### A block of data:
------------------------------

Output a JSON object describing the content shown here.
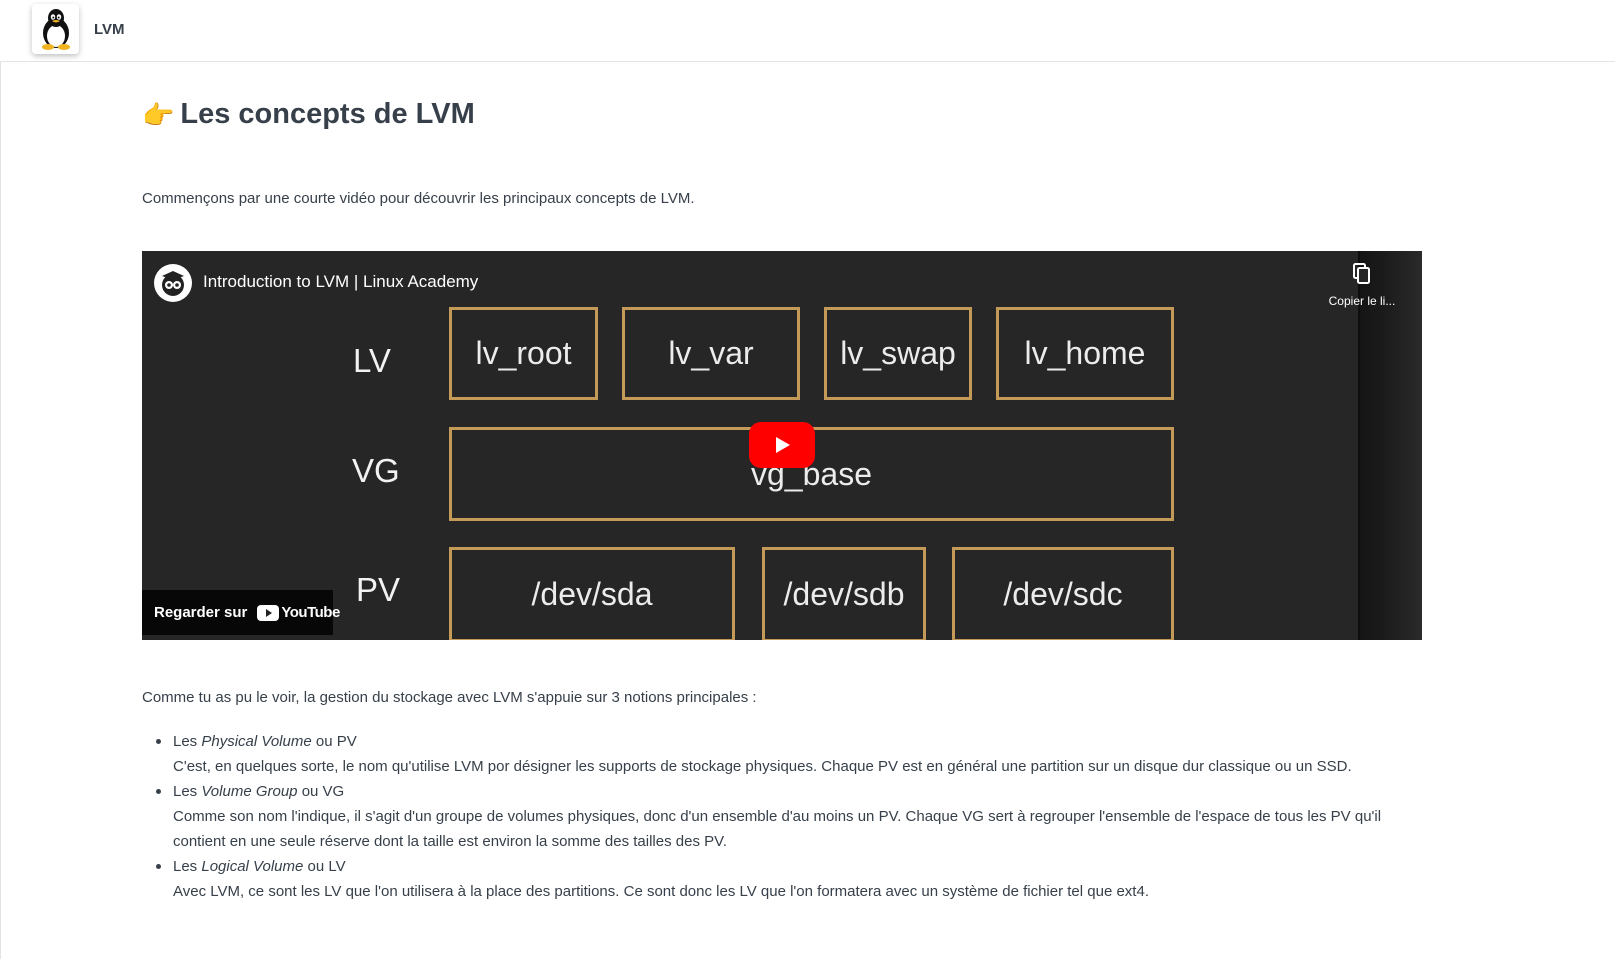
{
  "app": {
    "title": "LVM",
    "logo_icon": "tux-penguin-icon"
  },
  "section": {
    "emoji": "👉",
    "title": "Les concepts de LVM",
    "intro": "Commençons par une courte vidéo pour découvrir les principaux concepts de LVM."
  },
  "video": {
    "title": "Introduction to LVM | Linux Academy",
    "copy_label": "Copier le li...",
    "watch_on_label": "Regarder sur",
    "youtube_text": "YouTube",
    "rows": {
      "lv": "LV",
      "vg": "VG",
      "pv": "PV"
    },
    "lv_boxes": [
      "lv_root",
      "lv_var",
      "lv_swap",
      "lv_home"
    ],
    "vg_box": "vg_base",
    "pv_boxes": [
      "/dev/sda",
      "/dev/sdb",
      "/dev/sdc"
    ],
    "accent_color": "#c39a57",
    "play_color": "#ff0000"
  },
  "body": {
    "paragraph": "Comme tu as pu le voir, la gestion du stockage avec LVM s'appuie sur 3 notions principales :",
    "items": [
      {
        "prefix": "Les ",
        "term": "Physical Volume",
        "suffix": " ou PV",
        "description": "C'est, en quelques sorte, le nom qu'utilise LVM por désigner les supports de stockage physiques. Chaque PV est en général une partition sur un disque dur classique ou un SSD."
      },
      {
        "prefix": "Les ",
        "term": "Volume Group",
        "suffix": " ou VG",
        "description": "Comme son nom l'indique, il s'agit d'un groupe de volumes physiques, donc d'un ensemble d'au moins un PV. Chaque VG sert à regrouper l'ensemble de l'espace de tous les PV qu'il contient en une seule réserve dont la taille est environ la somme des tailles des PV."
      },
      {
        "prefix": "Les ",
        "term": "Logical Volume",
        "suffix": " ou LV",
        "description": "Avec LVM, ce sont les LV que l'on utilisera à la place des partitions. Ce sont donc les LV que l'on formatera avec un système de fichier tel que ext4."
      }
    ]
  }
}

------------------------------

### Your objective:
Select and copy every line of the material that holds the string "suffix".

### Full output:
        "suffix": " ou PV",
        "suffix": " ou VG",
        "suffix": " ou LV",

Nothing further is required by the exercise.